• _Required task_: Extract each line bearing the word "Scene".

(Data records)
━━━━━━

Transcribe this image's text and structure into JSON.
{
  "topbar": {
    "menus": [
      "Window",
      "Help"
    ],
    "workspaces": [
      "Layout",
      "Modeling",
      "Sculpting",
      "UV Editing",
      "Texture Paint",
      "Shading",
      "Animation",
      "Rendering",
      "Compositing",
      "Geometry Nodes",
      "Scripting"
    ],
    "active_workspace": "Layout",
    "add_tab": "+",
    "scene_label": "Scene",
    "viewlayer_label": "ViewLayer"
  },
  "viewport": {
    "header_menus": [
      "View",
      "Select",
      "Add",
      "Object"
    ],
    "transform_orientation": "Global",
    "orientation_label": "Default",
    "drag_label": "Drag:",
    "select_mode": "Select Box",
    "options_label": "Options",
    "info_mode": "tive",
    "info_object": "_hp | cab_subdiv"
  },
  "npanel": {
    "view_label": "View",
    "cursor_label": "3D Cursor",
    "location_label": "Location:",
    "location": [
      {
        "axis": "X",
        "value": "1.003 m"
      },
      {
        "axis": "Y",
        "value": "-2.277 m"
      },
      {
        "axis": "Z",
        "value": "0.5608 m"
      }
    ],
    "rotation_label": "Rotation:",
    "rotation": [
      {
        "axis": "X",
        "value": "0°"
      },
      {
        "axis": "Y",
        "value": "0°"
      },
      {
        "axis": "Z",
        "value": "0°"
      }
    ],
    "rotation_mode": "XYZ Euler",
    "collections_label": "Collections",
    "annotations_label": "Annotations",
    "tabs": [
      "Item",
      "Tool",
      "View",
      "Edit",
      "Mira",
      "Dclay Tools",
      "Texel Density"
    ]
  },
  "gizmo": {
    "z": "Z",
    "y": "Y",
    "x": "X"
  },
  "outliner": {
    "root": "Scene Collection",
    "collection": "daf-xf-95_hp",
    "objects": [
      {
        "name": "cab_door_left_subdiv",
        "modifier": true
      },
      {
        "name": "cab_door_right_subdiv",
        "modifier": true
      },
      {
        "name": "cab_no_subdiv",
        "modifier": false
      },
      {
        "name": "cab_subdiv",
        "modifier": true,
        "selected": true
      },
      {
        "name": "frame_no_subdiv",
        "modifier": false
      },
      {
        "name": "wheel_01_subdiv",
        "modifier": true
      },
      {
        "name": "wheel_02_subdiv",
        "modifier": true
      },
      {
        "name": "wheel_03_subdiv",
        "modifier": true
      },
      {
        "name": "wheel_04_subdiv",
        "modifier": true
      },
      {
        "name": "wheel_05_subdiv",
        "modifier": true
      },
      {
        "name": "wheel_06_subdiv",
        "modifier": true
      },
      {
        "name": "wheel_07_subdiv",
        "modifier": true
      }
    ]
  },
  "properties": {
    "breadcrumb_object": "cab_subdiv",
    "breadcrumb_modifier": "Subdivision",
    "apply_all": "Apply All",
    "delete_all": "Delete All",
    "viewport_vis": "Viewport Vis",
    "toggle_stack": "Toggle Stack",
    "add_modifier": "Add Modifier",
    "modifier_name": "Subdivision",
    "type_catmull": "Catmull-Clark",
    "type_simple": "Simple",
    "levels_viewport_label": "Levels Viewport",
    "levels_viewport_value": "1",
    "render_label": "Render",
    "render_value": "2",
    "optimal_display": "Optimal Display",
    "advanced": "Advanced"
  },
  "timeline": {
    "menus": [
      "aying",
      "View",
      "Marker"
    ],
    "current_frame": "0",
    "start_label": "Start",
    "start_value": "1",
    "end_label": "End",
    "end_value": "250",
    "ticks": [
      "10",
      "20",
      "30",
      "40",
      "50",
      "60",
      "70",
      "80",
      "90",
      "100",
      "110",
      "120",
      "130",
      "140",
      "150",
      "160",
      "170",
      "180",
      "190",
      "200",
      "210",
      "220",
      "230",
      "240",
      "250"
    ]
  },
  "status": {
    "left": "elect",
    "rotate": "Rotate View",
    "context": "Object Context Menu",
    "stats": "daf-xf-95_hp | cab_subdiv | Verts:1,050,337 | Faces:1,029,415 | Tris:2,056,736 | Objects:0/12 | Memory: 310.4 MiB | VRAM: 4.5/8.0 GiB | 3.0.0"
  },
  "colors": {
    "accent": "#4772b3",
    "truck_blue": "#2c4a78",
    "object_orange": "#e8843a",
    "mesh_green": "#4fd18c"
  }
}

━━━━━━

• _The solution_:
    "scene_label": "Scene",
    "root": "Scene Collection",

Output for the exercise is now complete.